• Your instructions: Find the line containing "Parse this screenshot: output". Return it and every line after it, unchanged, up to and including the last line.

[Records to use start]

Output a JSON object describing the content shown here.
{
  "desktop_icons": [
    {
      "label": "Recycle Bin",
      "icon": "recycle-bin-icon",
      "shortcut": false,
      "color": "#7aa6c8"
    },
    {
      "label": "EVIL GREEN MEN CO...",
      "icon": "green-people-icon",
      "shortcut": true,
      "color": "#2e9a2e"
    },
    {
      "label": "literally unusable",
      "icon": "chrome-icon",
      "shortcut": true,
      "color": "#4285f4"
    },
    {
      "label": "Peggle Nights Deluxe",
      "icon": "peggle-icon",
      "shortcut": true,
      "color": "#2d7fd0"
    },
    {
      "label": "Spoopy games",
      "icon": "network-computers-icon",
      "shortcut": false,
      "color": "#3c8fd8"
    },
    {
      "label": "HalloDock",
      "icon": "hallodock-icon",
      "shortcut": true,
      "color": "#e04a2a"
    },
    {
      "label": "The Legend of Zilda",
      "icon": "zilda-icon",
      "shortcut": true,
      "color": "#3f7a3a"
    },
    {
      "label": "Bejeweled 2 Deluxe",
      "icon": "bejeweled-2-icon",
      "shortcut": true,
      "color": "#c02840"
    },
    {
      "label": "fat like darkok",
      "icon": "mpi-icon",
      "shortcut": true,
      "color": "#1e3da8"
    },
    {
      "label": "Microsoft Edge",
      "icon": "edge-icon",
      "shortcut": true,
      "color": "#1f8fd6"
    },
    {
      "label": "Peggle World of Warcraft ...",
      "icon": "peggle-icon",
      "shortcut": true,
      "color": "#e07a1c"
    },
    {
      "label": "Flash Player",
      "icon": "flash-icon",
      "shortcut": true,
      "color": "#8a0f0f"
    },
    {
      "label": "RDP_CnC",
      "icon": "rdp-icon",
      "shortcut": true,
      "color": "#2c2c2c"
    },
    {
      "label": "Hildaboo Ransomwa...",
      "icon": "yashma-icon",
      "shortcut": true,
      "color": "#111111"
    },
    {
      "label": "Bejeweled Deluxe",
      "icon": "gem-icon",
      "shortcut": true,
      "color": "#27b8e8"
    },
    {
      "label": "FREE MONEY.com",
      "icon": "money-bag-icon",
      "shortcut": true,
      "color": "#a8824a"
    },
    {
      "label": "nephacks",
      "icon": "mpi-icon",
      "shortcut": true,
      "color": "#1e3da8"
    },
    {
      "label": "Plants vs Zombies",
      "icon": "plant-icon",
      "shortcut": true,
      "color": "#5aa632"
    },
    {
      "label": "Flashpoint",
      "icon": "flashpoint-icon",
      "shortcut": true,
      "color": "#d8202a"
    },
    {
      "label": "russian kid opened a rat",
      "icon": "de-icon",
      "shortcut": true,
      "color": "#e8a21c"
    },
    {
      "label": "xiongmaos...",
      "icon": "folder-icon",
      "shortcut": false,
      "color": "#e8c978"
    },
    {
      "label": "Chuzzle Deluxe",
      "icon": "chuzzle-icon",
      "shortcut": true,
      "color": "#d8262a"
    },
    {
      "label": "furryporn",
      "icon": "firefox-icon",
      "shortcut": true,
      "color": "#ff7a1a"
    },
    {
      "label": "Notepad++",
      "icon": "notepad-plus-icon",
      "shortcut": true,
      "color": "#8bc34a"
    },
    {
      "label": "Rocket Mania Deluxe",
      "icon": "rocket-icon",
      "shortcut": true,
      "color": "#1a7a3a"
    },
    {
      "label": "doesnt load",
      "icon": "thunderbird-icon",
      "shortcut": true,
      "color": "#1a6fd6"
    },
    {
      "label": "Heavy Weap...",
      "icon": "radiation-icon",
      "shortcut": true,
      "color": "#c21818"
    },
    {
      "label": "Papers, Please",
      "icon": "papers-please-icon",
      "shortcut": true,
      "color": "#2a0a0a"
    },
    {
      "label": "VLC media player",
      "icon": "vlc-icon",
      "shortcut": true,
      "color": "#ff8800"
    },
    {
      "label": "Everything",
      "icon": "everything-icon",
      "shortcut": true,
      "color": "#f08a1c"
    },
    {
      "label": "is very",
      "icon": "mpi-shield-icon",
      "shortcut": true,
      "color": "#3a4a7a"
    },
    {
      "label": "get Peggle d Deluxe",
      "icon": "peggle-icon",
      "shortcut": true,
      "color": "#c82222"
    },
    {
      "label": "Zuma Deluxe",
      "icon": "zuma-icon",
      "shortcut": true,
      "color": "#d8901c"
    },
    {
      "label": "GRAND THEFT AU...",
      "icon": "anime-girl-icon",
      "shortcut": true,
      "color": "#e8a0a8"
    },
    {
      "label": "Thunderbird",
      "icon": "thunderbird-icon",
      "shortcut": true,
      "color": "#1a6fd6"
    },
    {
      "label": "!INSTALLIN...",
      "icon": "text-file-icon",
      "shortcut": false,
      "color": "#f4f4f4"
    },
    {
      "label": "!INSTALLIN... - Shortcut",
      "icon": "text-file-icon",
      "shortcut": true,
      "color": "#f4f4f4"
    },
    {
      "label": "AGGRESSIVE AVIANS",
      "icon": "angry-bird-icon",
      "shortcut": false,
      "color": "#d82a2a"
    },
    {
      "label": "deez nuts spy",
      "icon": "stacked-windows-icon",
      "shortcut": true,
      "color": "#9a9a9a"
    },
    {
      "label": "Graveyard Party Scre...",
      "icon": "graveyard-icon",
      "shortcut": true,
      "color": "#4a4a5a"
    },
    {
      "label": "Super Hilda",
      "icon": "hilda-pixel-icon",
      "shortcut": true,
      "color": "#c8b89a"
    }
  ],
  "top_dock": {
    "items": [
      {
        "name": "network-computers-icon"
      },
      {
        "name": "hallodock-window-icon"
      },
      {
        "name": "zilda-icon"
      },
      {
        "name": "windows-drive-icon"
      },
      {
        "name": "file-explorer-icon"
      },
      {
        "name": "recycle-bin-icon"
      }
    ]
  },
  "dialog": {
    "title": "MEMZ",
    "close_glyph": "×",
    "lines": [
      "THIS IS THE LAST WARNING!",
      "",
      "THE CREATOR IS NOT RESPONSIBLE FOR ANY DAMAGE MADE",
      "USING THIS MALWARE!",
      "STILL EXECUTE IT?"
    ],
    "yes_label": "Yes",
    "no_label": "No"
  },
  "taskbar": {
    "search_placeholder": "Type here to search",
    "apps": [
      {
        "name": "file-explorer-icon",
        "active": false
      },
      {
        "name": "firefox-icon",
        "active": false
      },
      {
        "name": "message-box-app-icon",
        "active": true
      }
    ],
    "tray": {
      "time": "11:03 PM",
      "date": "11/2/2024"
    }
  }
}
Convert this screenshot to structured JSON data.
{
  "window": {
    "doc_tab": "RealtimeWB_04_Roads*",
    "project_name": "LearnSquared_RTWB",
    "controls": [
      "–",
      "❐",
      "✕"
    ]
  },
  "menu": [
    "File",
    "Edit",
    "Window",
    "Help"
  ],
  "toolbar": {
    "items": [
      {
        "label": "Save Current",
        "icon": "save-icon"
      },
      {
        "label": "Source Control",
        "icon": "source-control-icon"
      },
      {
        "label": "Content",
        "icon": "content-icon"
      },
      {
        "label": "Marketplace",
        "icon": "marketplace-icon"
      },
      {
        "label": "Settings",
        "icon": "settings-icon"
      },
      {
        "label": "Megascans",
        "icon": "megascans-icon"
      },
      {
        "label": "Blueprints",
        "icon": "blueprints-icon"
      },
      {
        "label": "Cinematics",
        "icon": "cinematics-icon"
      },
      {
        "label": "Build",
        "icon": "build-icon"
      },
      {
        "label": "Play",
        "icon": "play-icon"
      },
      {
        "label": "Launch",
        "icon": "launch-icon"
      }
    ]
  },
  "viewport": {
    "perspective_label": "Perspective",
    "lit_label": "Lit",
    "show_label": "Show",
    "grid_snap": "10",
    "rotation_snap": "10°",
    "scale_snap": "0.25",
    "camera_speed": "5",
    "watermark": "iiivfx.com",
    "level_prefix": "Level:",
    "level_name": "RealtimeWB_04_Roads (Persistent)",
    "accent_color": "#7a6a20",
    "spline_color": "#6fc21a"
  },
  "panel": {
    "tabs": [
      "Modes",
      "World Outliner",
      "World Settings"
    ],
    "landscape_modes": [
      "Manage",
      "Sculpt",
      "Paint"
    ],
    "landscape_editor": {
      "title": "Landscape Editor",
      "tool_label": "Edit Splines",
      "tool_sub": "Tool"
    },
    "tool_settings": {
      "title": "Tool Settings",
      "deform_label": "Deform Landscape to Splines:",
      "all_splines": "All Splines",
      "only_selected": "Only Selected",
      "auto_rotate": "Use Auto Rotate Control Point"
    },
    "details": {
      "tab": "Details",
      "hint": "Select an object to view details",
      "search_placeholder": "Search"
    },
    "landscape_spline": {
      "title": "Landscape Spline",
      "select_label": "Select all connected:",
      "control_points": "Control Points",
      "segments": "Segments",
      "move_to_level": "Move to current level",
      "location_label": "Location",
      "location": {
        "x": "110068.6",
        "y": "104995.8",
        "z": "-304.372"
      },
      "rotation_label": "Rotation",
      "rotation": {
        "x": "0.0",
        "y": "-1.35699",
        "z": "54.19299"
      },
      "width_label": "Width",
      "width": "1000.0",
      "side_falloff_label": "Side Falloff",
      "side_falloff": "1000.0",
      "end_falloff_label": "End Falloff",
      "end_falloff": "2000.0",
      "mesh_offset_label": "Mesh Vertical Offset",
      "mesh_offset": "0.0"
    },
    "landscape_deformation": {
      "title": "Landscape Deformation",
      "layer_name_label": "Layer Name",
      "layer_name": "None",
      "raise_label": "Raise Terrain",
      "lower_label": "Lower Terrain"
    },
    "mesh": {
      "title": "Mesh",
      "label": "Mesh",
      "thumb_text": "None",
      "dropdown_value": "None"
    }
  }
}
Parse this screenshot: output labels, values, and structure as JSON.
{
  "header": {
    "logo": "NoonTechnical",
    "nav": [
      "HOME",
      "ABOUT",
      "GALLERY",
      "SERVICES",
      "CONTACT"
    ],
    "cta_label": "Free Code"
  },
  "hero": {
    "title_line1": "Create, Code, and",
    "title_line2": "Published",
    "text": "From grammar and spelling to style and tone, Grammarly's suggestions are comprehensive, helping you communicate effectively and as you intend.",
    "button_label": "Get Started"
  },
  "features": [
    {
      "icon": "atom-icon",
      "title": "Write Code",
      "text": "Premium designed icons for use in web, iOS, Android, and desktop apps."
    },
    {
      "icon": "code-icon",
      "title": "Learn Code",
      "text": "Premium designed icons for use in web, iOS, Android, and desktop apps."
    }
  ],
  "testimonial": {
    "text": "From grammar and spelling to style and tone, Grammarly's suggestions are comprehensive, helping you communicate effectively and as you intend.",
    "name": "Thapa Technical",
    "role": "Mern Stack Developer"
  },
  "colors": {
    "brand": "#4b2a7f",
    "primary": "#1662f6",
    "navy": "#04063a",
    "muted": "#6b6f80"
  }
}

[Records to use end]

• Output of the task:
Parse this screenshot: output labels, values, and structure as JSON.
{
  "header": {
    "logo": "NoonTechnical",
    "nav": [
      "HOME",
      "ABOUT",
      "GALLERY",
      "SERVICES",
      "CONTACT"
    ],
    "cta_label": "Free Code"
  },
  "hero": {
    "title_line1": "Create, Code, and",
    "title_line2": "Published",
    "text": "From grammar and spelling to style and tone, Grammarly's suggestions are comprehensive, helping you communicate effectively and as you intend.",
    "button_label": "Get Started"
  },
  "features": [
    {
      "icon": "atom-icon",
      "title": "Write Code",
      "text": "Premium designed icons for use in web, iOS, Android, and desktop apps."
    },
    {
      "icon": "code-icon",
      "title": "Learn Code",
      "text": "Premium designed icons for use in web, iOS, Android, and desktop apps."
    }
  ],
  "testimonial": {
    "text": "From grammar and spelling to style and tone, Grammarly's suggestions are comprehensive, helping you communicate effectively and as you intend.",
    "name": "Thapa Technical",
    "role": "Mern Stack Developer"
  },
  "colors": {
    "brand": "#4b2a7f",
    "primary": "#1662f6",
    "navy": "#04063a",
    "muted": "#6b6f80"
  }
}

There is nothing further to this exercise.